_The exercise_
Scan the data below. Pull out each line where "source" occurs.

[Structured figure records]
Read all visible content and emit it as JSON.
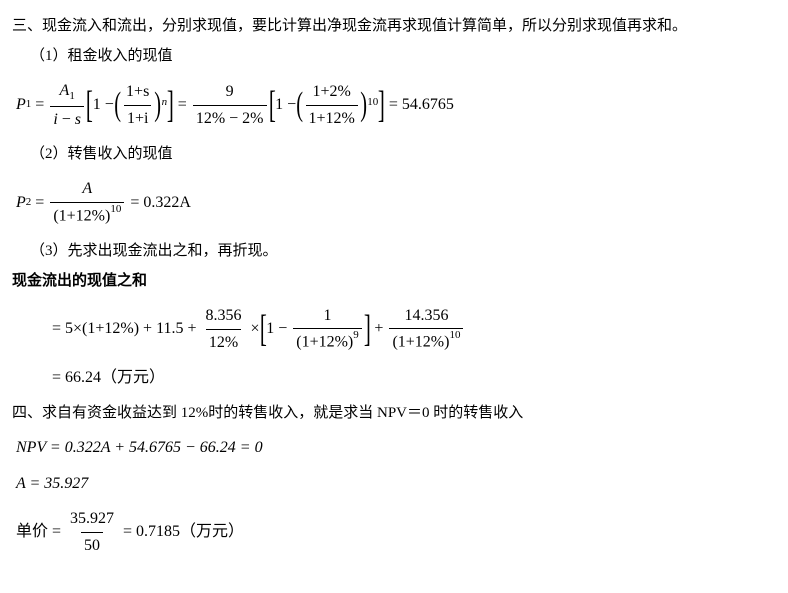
{
  "section3": {
    "title": "三、现金流入和流出，分别求现值，要比计算出净现金流再求现值计算简单，所以分别求现值再求和。",
    "part1": {
      "label": "（1）租金收入的现值",
      "formula": {
        "lhs": "P",
        "lhs_sub": "1",
        "frac1_num_A": "A",
        "frac1_num_sub": "1",
        "frac1_den_i": "i",
        "frac1_den_minus": " − ",
        "frac1_den_s": "s",
        "inner_frac_num": "1+s",
        "inner_frac_den": "1+i",
        "inner_exp": "n",
        "mid_frac_num": "9",
        "mid_frac_den": "12% − 2%",
        "inner2_frac_num": "1+2%",
        "inner2_frac_den": "1+12%",
        "inner2_exp": "10",
        "result": "= 54.6765"
      }
    },
    "part2": {
      "label": "（2）转售收入的现值",
      "formula": {
        "lhs": "P",
        "lhs_sub": "2",
        "frac_num": "A",
        "frac_den_base": "(1+12%)",
        "frac_den_exp": "10",
        "result": "= 0.322A"
      }
    },
    "part3": {
      "label": "（3）先求出现金流出之和，再折现。",
      "heading": "现金流出的现值之和",
      "line1": {
        "t1": "= 5×(1+12%) + 11.5 +",
        "frac1_num": "8.356",
        "frac1_den": "12%",
        "t2": "×",
        "one": "1 −",
        "frac2_num": "1",
        "frac2_den_base": "(1+12%)",
        "frac2_den_exp": "9",
        "t3": "+",
        "frac3_num": "14.356",
        "frac3_den_base": "(1+12%)",
        "frac3_den_exp": "10"
      },
      "line2": "= 66.24（万元）"
    }
  },
  "section4": {
    "title": "四、求自有资金收益达到 12%时的转售收入，就是求当 NPV＝0 时的转售收入",
    "eq1": "NPV = 0.322A + 54.6765 − 66.24 = 0",
    "eq2": "A = 35.927",
    "price": {
      "label": "单价 =",
      "frac_num": "35.927",
      "frac_den": "50",
      "result": "= 0.7185（万元）"
    }
  }
}
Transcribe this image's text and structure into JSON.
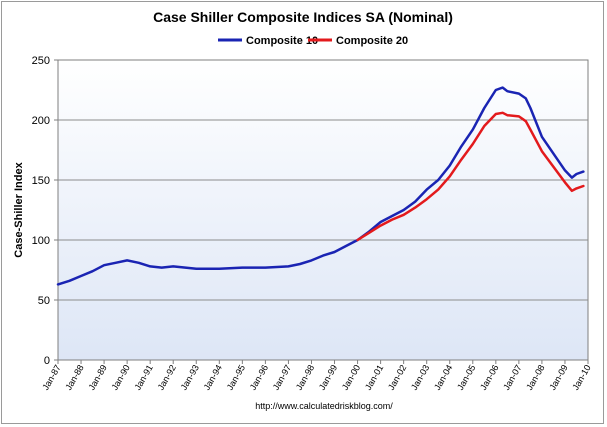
{
  "chart_data": {
    "type": "line",
    "title": "Case Shiller Composite Indices SA (Nominal)",
    "xlabel": "",
    "ylabel": "Case-Shiller Index",
    "ylim": [
      0,
      250
    ],
    "yticks": [
      0,
      50,
      100,
      150,
      200,
      250
    ],
    "xlim": [
      1987.0,
      2010.0
    ],
    "legend_position": "top-center",
    "grid": "horizontal",
    "plot_background": "gradient-white-to-pale-blue",
    "source": "http://www.calculatedriskblog.com/",
    "x_tick_labels": [
      "Jan-87",
      "Jan-88",
      "Jan-89",
      "Jan-90",
      "Jan-91",
      "Jan-92",
      "Jan-93",
      "Jan-94",
      "Jan-95",
      "Jan-96",
      "Jan-97",
      "Jan-98",
      "Jan-99",
      "Jan-00",
      "Jan-01",
      "Jan-02",
      "Jan-03",
      "Jan-04",
      "Jan-05",
      "Jan-06",
      "Jan-07",
      "Jan-08",
      "Jan-09",
      "Jan-10"
    ],
    "series": [
      {
        "name": "Composite 10",
        "color": "#1a24b3",
        "x": [
          1987.0,
          1987.5,
          1988.0,
          1988.5,
          1989.0,
          1989.5,
          1990.0,
          1990.5,
          1991.0,
          1991.5,
          1992.0,
          1993.0,
          1994.0,
          1995.0,
          1996.0,
          1997.0,
          1997.5,
          1998.0,
          1998.5,
          1999.0,
          1999.5,
          2000.0,
          2000.5,
          2001.0,
          2001.5,
          2002.0,
          2002.5,
          2003.0,
          2003.5,
          2004.0,
          2004.5,
          2005.0,
          2005.5,
          2006.0,
          2006.3,
          2006.5,
          2007.0,
          2007.3,
          2007.5,
          2008.0,
          2008.5,
          2009.0,
          2009.3,
          2009.5,
          2009.8
        ],
        "y": [
          63,
          66,
          70,
          74,
          79,
          81,
          83,
          81,
          78,
          77,
          78,
          76,
          76,
          77,
          77,
          78,
          80,
          83,
          87,
          90,
          95,
          100,
          107,
          115,
          120,
          125,
          132,
          142,
          150,
          162,
          178,
          192,
          210,
          225,
          227,
          224,
          222,
          218,
          210,
          186,
          172,
          158,
          152,
          155,
          157
        ]
      },
      {
        "name": "Composite 20",
        "color": "#e31a1c",
        "x": [
          2000.0,
          2000.5,
          2001.0,
          2001.5,
          2002.0,
          2002.5,
          2003.0,
          2003.5,
          2004.0,
          2004.5,
          2005.0,
          2005.5,
          2006.0,
          2006.3,
          2006.5,
          2007.0,
          2007.3,
          2007.5,
          2008.0,
          2008.5,
          2009.0,
          2009.3,
          2009.5,
          2009.8
        ],
        "y": [
          100,
          106,
          112,
          117,
          121,
          127,
          134,
          142,
          153,
          167,
          180,
          195,
          205,
          206,
          204,
          203,
          199,
          192,
          174,
          161,
          148,
          141,
          143,
          145
        ]
      }
    ]
  }
}
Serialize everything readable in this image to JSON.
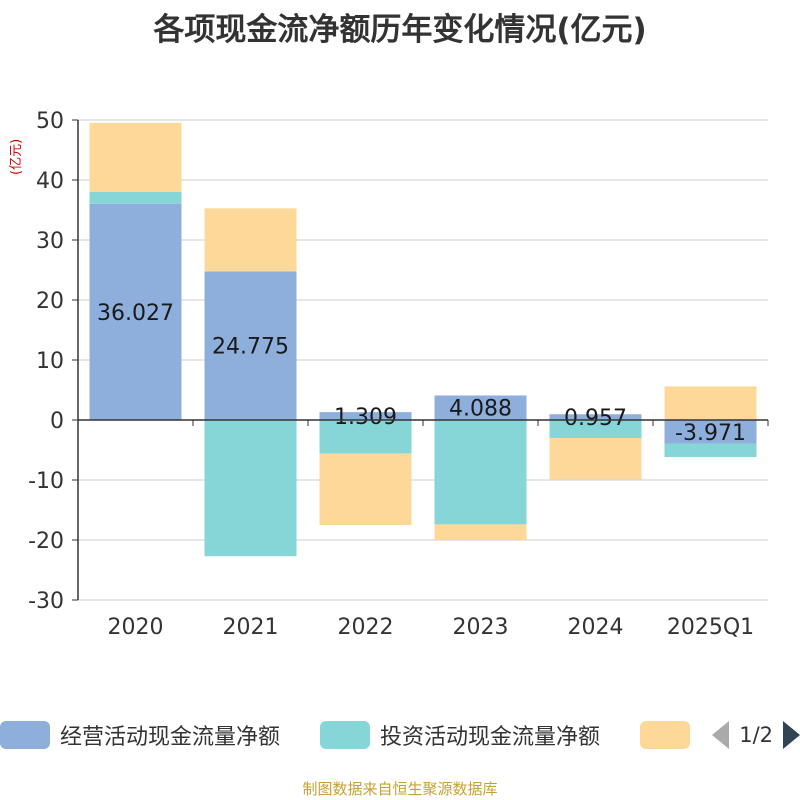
{
  "title": "各项现金流净额历年变化情况(亿元)",
  "unit_label": "(亿元)",
  "source": "制图数据来自恒生聚源数据库",
  "legend": {
    "items": [
      {
        "label": "经营活动现金流量净额",
        "color": "#8eaedb"
      },
      {
        "label": "投资活动现金流量净额",
        "color": "#86d5d7"
      },
      {
        "label": "",
        "color": "#fed898"
      }
    ],
    "pager": "1/2"
  },
  "chart_data": {
    "type": "bar",
    "stacked": true,
    "title": "各项现金流净额历年变化情况(亿元)",
    "ylabel": "(亿元)",
    "ylim": [
      -30,
      50
    ],
    "yticks": [
      50,
      40,
      30,
      20,
      10,
      0,
      -10,
      -20,
      -30
    ],
    "grid": true,
    "categories": [
      "2020",
      "2021",
      "2022",
      "2023",
      "2024",
      "2025Q1"
    ],
    "series": [
      {
        "name": "经营活动现金流量净额",
        "color": "#8eaedb",
        "values": [
          36.027,
          24.775,
          1.309,
          4.088,
          0.957,
          -3.971
        ],
        "labels": [
          "36.027",
          "24.775",
          "1.309",
          "4.088",
          "0.957",
          "-3.971"
        ]
      },
      {
        "name": "投资活动现金流量净额",
        "color": "#86d5d7",
        "values": [
          2.0,
          -22.7,
          -5.6,
          -17.4,
          -3.0,
          -2.2
        ]
      },
      {
        "name": "",
        "color": "#fed898",
        "values": [
          11.5,
          10.5,
          -11.9,
          -2.6,
          -6.9,
          5.6
        ]
      }
    ]
  }
}
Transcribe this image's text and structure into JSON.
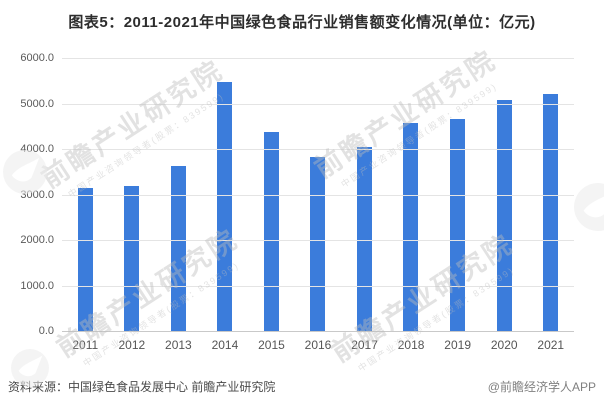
{
  "title": "图表5：2011-2021年中国绿色食品行业销售额变化情况(单位：亿元)",
  "chart_data": {
    "type": "bar",
    "title": "图表5：2011-2021年中国绿色食品行业销售额变化情况(单位：亿元)",
    "unit": "亿元",
    "categories": [
      "2011",
      "2012",
      "2013",
      "2014",
      "2015",
      "2016",
      "2017",
      "2018",
      "2019",
      "2020",
      "2021"
    ],
    "values": [
      3135.5,
      3177.6,
      3625.2,
      5480.5,
      4383.2,
      3829.8,
      4034.0,
      4563.9,
      4656.9,
      5081.0,
      5218.6
    ],
    "xlabel": "",
    "ylabel": "",
    "ylim": [
      0,
      6000
    ],
    "ytick_step": 1000,
    "ytick_labels": [
      "0.0",
      "1000.0",
      "2000.0",
      "3000.0",
      "4000.0",
      "5000.0",
      "6000.0"
    ],
    "grid": true,
    "legend": null,
    "bar_color": "#3b7cdb"
  },
  "footer": {
    "source": "资料来源：中国绿色食品发展中心 前瞻产业研究院",
    "credit": "@前瞻经济学人APP"
  },
  "watermark": {
    "text": "前瞻产业研究院",
    "subtext": "中国产业咨询领导者(股票：839599)"
  },
  "colors": {
    "bar": "#3b7cdb",
    "gridline": "#e4e4e4",
    "axis_line": "#c9c9c9",
    "title_text": "#2d2d2d",
    "tick_text": "#595959",
    "watermark": "#bcbcbc"
  }
}
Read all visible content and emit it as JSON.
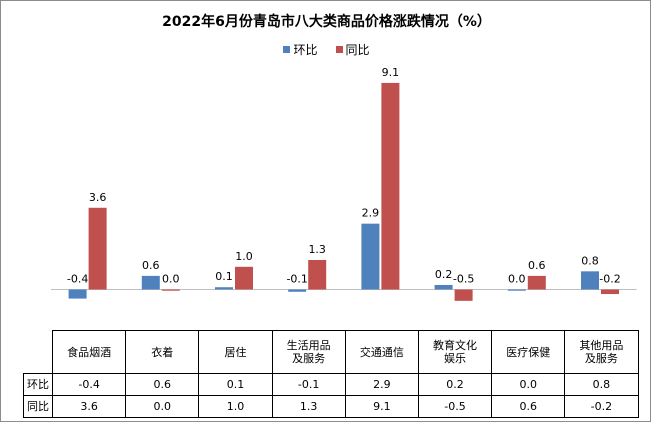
{
  "chart_data": {
    "type": "bar",
    "title": "2022年6月份青岛市八大类商品价格涨跌情况（%）",
    "categories": [
      "食品烟酒",
      "衣着",
      "居住",
      "生活用品及服务",
      "交通通信",
      "教育文化娱乐",
      "医疗保健",
      "其他用品及服务"
    ],
    "category_lines": [
      [
        "食品烟酒"
      ],
      [
        "衣着"
      ],
      [
        "居住"
      ],
      [
        "生活用品",
        "及服务"
      ],
      [
        "交通通信"
      ],
      [
        "教育文化",
        "娱乐"
      ],
      [
        "医疗保健"
      ],
      [
        "其他用品",
        "及服务"
      ]
    ],
    "series": [
      {
        "name": "环比",
        "color": "#4f81bd",
        "values": [
          -0.4,
          0.6,
          0.1,
          -0.1,
          2.9,
          0.2,
          0.0,
          0.8
        ],
        "labels": [
          "-0.4",
          "0.6",
          "0.1",
          "-0.1",
          "2.9",
          "0.2",
          "0.0",
          "0.8"
        ]
      },
      {
        "name": "同比",
        "color": "#c0504d",
        "values": [
          3.6,
          0.0,
          1.0,
          1.3,
          9.1,
          -0.5,
          0.6,
          -0.2
        ],
        "labels": [
          "3.6",
          "0.0",
          "1.0",
          "1.3",
          "9.1",
          "-0.5",
          "0.6",
          "-0.2"
        ]
      }
    ],
    "ylim": [
      -0.9,
      10.0
    ],
    "legend_position": "top-center",
    "grid": false,
    "axis_line_color": "#bfbfbf"
  }
}
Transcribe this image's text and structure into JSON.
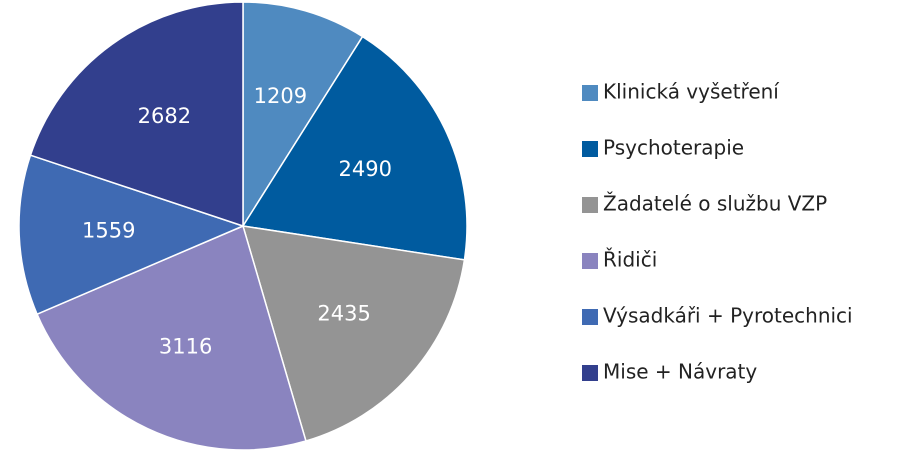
{
  "chart_data": {
    "type": "pie",
    "categories": [
      "Klinická vyšetření",
      "Psychoterapie",
      "Žadatelé o službu VZP",
      "Řidiči",
      "Výsadkáři + Pyrotechnici",
      "Mise + Návraty"
    ],
    "values": [
      1209,
      2490,
      2435,
      3116,
      1559,
      2682
    ],
    "colors": [
      "#4f8ac0",
      "#005b9f",
      "#949494",
      "#8a84bf",
      "#3f6ab3",
      "#323f8d"
    ],
    "legend": "right"
  }
}
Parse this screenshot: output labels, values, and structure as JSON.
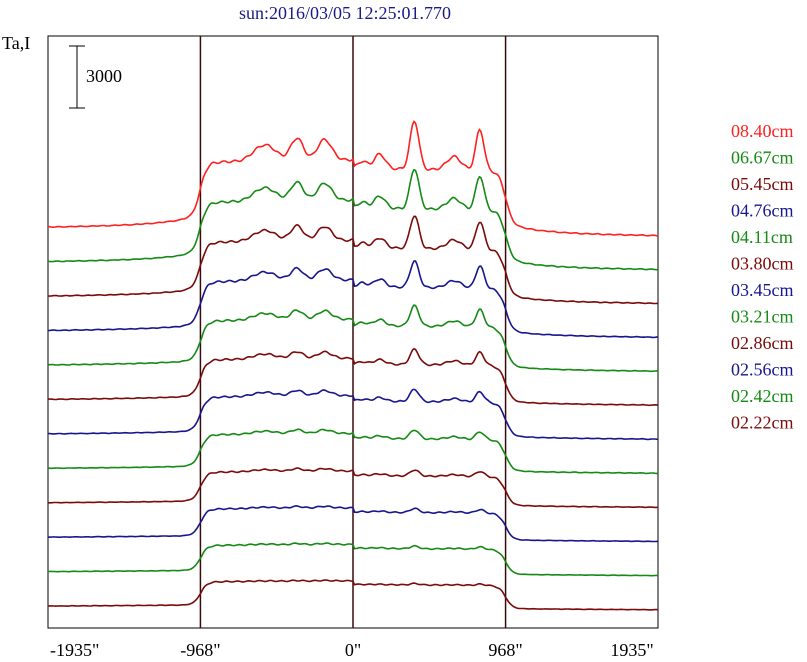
{
  "chart_data": {
    "type": "line",
    "title": "sun:2016/03/05 12:25:01.770",
    "ylabel": "Ta,I",
    "scale_bar_label": "3000",
    "scale_bar_value": 3000,
    "xlim": [
      -1935,
      1935
    ],
    "xticks": [
      {
        "value": -1935,
        "label": "-1935\""
      },
      {
        "value": -968,
        "label": "-968\""
      },
      {
        "value": 0,
        "label": "0\""
      },
      {
        "value": 968,
        "label": "968\""
      },
      {
        "value": 1935,
        "label": "1935\""
      }
    ],
    "vlines": [
      -968,
      0,
      968
    ],
    "grid": false,
    "legend_position": "right",
    "series": [
      {
        "name": "08.40cm",
        "color": "#ff2020",
        "baseline": 0,
        "peaks": [
          3200,
          4700
        ]
      },
      {
        "name": "06.67cm",
        "color": "#158a15",
        "baseline": 0,
        "peaks": [
          2800,
          4200
        ]
      },
      {
        "name": "05.45cm",
        "color": "#7b0a0a",
        "baseline": 0,
        "peaks": [
          2300,
          3700
        ]
      },
      {
        "name": "04.76cm",
        "color": "#16168f",
        "baseline": 0,
        "peaks": [
          1900,
          3200
        ]
      },
      {
        "name": "04.11cm",
        "color": "#158a15",
        "baseline": 0,
        "peaks": [
          1500,
          2700
        ]
      },
      {
        "name": "03.80cm",
        "color": "#7b0a0a",
        "baseline": 0,
        "peaks": [
          1100,
          2200
        ]
      },
      {
        "name": "03.45cm",
        "color": "#16168f",
        "baseline": 0,
        "peaks": [
          900,
          1900
        ]
      },
      {
        "name": "03.21cm",
        "color": "#158a15",
        "baseline": 0,
        "peaks": [
          700,
          1500
        ]
      },
      {
        "name": "02.86cm",
        "color": "#7b0a0a",
        "baseline": 0,
        "peaks": [
          500,
          1100
        ]
      },
      {
        "name": "02.56cm",
        "color": "#16168f",
        "baseline": 0,
        "peaks": [
          350,
          800
        ]
      },
      {
        "name": "02.42cm",
        "color": "#158a15",
        "baseline": 0,
        "peaks": [
          250,
          550
        ]
      },
      {
        "name": "02.22cm",
        "color": "#7b0a0a",
        "baseline": 0,
        "peaks": [
          150,
          300
        ]
      }
    ]
  }
}
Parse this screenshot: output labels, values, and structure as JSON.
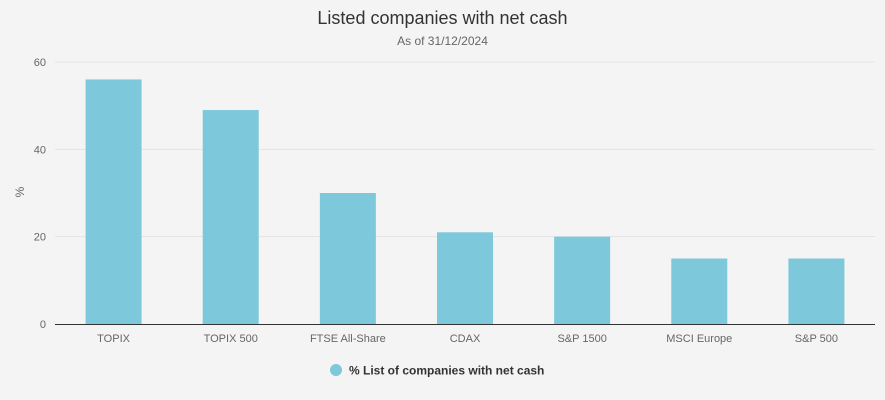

_Output of the exercise_
    "source": "http://www.calculatedriskblog.com/",
  "source": "制图数据来自恒生聚源数据库",
    "source": "资料来源：中国绿色食品发展中心 前瞻产业研究院",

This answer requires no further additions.